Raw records
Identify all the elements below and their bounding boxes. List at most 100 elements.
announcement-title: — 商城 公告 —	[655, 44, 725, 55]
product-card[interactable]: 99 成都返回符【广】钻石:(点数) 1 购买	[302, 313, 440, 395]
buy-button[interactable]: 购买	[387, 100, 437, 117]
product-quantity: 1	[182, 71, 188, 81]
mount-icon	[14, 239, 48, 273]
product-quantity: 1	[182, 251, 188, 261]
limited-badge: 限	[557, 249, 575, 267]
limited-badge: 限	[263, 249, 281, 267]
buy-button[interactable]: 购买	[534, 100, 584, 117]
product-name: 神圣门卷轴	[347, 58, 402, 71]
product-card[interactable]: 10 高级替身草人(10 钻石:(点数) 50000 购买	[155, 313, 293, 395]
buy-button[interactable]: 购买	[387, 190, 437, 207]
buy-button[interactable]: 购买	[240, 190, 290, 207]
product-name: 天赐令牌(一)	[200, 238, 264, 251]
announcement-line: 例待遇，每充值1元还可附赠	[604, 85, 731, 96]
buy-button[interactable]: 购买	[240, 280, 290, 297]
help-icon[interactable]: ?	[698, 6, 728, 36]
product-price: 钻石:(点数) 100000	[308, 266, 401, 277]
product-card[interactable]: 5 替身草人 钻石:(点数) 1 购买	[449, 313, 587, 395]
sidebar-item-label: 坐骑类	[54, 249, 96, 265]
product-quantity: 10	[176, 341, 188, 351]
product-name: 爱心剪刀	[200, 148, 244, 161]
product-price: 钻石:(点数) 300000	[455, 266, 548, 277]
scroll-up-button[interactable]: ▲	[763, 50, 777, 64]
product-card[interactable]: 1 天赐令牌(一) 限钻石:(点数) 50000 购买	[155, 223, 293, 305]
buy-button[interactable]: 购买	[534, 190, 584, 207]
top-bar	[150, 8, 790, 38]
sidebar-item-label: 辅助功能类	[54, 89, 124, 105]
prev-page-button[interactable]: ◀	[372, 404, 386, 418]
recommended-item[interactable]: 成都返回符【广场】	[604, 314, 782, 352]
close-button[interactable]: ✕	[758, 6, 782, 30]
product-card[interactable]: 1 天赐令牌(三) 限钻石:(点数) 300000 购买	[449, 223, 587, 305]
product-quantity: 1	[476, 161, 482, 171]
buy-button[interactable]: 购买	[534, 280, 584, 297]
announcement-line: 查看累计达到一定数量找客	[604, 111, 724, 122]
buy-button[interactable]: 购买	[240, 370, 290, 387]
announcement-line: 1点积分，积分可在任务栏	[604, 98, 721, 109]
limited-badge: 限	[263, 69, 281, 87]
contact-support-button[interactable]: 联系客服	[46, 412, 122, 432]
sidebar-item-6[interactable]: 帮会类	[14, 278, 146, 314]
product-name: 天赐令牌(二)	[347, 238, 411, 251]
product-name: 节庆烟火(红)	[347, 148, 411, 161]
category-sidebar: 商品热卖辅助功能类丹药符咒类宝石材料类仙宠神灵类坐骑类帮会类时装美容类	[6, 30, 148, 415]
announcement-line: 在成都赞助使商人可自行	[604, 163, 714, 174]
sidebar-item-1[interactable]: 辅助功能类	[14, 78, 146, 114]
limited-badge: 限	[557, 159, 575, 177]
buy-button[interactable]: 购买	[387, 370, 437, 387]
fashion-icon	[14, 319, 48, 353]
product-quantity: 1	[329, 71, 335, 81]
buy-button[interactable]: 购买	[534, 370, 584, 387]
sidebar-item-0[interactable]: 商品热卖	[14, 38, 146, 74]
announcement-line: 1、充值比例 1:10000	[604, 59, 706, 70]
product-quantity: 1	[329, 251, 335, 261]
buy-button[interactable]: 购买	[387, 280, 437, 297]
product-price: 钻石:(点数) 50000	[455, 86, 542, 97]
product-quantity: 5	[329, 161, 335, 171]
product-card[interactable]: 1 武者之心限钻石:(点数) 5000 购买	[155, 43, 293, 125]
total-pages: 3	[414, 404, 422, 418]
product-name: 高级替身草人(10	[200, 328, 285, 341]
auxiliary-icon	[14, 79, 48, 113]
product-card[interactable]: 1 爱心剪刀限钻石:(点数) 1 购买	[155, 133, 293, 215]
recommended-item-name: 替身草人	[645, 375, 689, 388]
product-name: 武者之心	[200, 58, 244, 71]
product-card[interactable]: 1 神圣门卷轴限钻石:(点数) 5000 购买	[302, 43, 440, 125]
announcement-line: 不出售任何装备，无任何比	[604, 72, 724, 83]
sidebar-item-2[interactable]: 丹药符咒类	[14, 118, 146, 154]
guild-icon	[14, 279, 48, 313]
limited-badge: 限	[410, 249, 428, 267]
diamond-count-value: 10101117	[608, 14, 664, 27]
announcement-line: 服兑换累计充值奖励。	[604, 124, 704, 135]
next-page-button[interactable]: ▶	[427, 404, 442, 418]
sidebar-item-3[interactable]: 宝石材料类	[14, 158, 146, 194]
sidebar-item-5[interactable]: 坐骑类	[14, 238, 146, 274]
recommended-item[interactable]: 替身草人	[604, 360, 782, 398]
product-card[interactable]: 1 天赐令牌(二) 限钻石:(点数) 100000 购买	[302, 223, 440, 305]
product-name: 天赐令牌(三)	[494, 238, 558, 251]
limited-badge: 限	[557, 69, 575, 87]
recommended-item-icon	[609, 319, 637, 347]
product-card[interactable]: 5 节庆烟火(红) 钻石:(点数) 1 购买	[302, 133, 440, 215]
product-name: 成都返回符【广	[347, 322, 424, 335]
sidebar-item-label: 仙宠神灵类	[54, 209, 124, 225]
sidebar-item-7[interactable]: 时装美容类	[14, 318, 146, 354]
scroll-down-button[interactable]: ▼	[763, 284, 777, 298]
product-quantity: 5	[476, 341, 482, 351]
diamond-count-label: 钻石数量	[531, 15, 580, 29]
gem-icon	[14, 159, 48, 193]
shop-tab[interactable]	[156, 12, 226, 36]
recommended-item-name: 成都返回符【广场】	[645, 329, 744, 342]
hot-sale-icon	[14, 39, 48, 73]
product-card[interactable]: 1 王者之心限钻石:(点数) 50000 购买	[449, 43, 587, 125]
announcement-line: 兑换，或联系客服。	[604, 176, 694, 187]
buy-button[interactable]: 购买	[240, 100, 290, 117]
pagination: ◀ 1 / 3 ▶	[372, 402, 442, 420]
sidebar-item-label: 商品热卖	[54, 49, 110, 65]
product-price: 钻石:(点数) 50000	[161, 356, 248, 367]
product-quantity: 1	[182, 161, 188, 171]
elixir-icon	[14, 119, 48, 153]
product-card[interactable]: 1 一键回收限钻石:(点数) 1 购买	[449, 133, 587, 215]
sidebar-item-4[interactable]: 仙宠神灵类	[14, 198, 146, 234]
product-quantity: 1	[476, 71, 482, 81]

• Exercise task
Change every "buy-button" in the data above to "purchase-button" and reproduce the lines with no other edits.

• Response below
Identify all the elements below and their bounding boxes. List at most 100 elements.
announcement-title: — 商城 公告 —	[655, 44, 725, 55]
product-card[interactable]: 99 成都返回符【广】钻石:(点数) 1 购买	[302, 313, 440, 395]
purchase-button[interactable]: 购买	[387, 100, 437, 117]
product-quantity: 1	[182, 71, 188, 81]
mount-icon	[14, 239, 48, 273]
product-quantity: 1	[182, 251, 188, 261]
limited-badge: 限	[557, 249, 575, 267]
limited-badge: 限	[263, 249, 281, 267]
purchase-button[interactable]: 购买	[534, 100, 584, 117]
product-name: 神圣门卷轴	[347, 58, 402, 71]
product-card[interactable]: 10 高级替身草人(10 钻石:(点数) 50000 购买	[155, 313, 293, 395]
purchase-button[interactable]: 购买	[387, 190, 437, 207]
purchase-button[interactable]: 购买	[240, 190, 290, 207]
product-name: 天赐令牌(一)	[200, 238, 264, 251]
announcement-line: 例待遇，每充值1元还可附赠	[604, 85, 731, 96]
purchase-button[interactable]: 购买	[240, 280, 290, 297]
help-icon[interactable]: ?	[698, 6, 728, 36]
product-price: 钻石:(点数) 100000	[308, 266, 401, 277]
product-card[interactable]: 5 替身草人 钻石:(点数) 1 购买	[449, 313, 587, 395]
sidebar-item-label: 坐骑类	[54, 249, 96, 265]
product-quantity: 10	[176, 341, 188, 351]
product-name: 爱心剪刀	[200, 148, 244, 161]
product-price: 钻石:(点数) 300000	[455, 266, 548, 277]
scroll-up-button[interactable]: ▲	[763, 50, 777, 64]
product-card[interactable]: 1 天赐令牌(一) 限钻石:(点数) 50000 购买	[155, 223, 293, 305]
purchase-button[interactable]: 购买	[534, 190, 584, 207]
top-bar	[150, 8, 790, 38]
sidebar-item-label: 辅助功能类	[54, 89, 124, 105]
prev-page-button[interactable]: ◀	[372, 404, 386, 418]
recommended-item[interactable]: 成都返回符【广场】	[604, 314, 782, 352]
close-button[interactable]: ✕	[758, 6, 782, 30]
product-card[interactable]: 1 天赐令牌(三) 限钻石:(点数) 300000 购买	[449, 223, 587, 305]
product-quantity: 1	[476, 161, 482, 171]
purchase-button[interactable]: 购买	[534, 280, 584, 297]
announcement-line: 查看累计达到一定数量找客	[604, 111, 724, 122]
purchase-button[interactable]: 购买	[240, 370, 290, 387]
announcement-line: 1点积分，积分可在任务栏	[604, 98, 721, 109]
limited-badge: 限	[263, 69, 281, 87]
contact-support-button[interactable]: 联系客服	[46, 412, 122, 432]
sidebar-item-6[interactable]: 帮会类	[14, 278, 146, 314]
product-name: 天赐令牌(二)	[347, 238, 411, 251]
product-name: 节庆烟火(红)	[347, 148, 411, 161]
category-sidebar: 商品热卖辅助功能类丹药符咒类宝石材料类仙宠神灵类坐骑类帮会类时装美容类	[6, 30, 148, 415]
announcement-line: 在成都赞助使商人可自行	[604, 163, 714, 174]
sidebar-item-1[interactable]: 辅助功能类	[14, 78, 146, 114]
limited-badge: 限	[557, 159, 575, 177]
purchase-button[interactable]: 购买	[387, 370, 437, 387]
fashion-icon	[14, 319, 48, 353]
product-quantity: 1	[329, 71, 335, 81]
purchase-button[interactable]: 购买	[534, 370, 584, 387]
sidebar-item-0[interactable]: 商品热卖	[14, 38, 146, 74]
announcement-line: 1、充值比例 1:10000	[604, 59, 706, 70]
product-quantity: 1	[329, 251, 335, 261]
purchase-button[interactable]: 购买	[387, 280, 437, 297]
product-price: 钻石:(点数) 50000	[455, 86, 542, 97]
product-quantity: 5	[329, 161, 335, 171]
product-card[interactable]: 1 武者之心限钻石:(点数) 5000 购买	[155, 43, 293, 125]
total-pages: 3	[414, 404, 422, 418]
product-name: 高级替身草人(10	[200, 328, 285, 341]
auxiliary-icon	[14, 79, 48, 113]
product-card[interactable]: 1 爱心剪刀限钻石:(点数) 1 购买	[155, 133, 293, 215]
recommended-item-name: 替身草人	[645, 375, 689, 388]
product-name: 武者之心	[200, 58, 244, 71]
product-card[interactable]: 1 神圣门卷轴限钻石:(点数) 5000 购买	[302, 43, 440, 125]
announcement-line: 不出售任何装备，无任何比	[604, 72, 724, 83]
sidebar-item-2[interactable]: 丹药符咒类	[14, 118, 146, 154]
guild-icon	[14, 279, 48, 313]
limited-badge: 限	[410, 249, 428, 267]
diamond-count-value: 10101117	[608, 14, 664, 27]
announcement-line: 服兑换累计充值奖励。	[604, 124, 704, 135]
next-page-button[interactable]: ▶	[427, 404, 442, 418]
sidebar-item-3[interactable]: 宝石材料类	[14, 158, 146, 194]
sidebar-item-5[interactable]: 坐骑类	[14, 238, 146, 274]
recommended-item[interactable]: 替身草人	[604, 360, 782, 398]
product-card[interactable]: 1 天赐令牌(二) 限钻石:(点数) 100000 购买	[302, 223, 440, 305]
product-name: 天赐令牌(三)	[494, 238, 558, 251]
limited-badge: 限	[557, 69, 575, 87]
recommended-item-icon	[609, 319, 637, 347]
product-card[interactable]: 5 节庆烟火(红) 钻石:(点数) 1 购买	[302, 133, 440, 215]
product-name: 成都返回符【广	[347, 322, 424, 335]
sidebar-item-label: 仙宠神灵类	[54, 209, 124, 225]
sidebar-item-7[interactable]: 时装美容类	[14, 318, 146, 354]
scroll-down-button[interactable]: ▼	[763, 284, 777, 298]
product-quantity: 5	[476, 341, 482, 351]
diamond-count-label: 钻石数量	[531, 15, 580, 29]
gem-icon	[14, 159, 48, 193]
shop-tab[interactable]	[156, 12, 226, 36]
recommended-item-name: 成都返回符【广场】	[645, 329, 744, 342]
hot-sale-icon	[14, 39, 48, 73]
product-card[interactable]: 1 王者之心限钻石:(点数) 50000 购买	[449, 43, 587, 125]
announcement-line: 兑换，或联系客服。	[604, 176, 694, 187]
purchase-button[interactable]: 购买	[240, 100, 290, 117]
pagination: ◀ 1 / 3 ▶	[372, 402, 442, 420]
sidebar-item-label: 商品热卖	[54, 49, 110, 65]
product-price: 钻石:(点数) 50000	[161, 356, 248, 367]
product-quantity: 1	[182, 161, 188, 171]
elixir-icon	[14, 119, 48, 153]
product-card[interactable]: 1 一键回收限钻石:(点数) 1 购买	[449, 133, 587, 215]
sidebar-item-4[interactable]: 仙宠神灵类	[14, 198, 146, 234]
product-quantity: 1	[476, 71, 482, 81]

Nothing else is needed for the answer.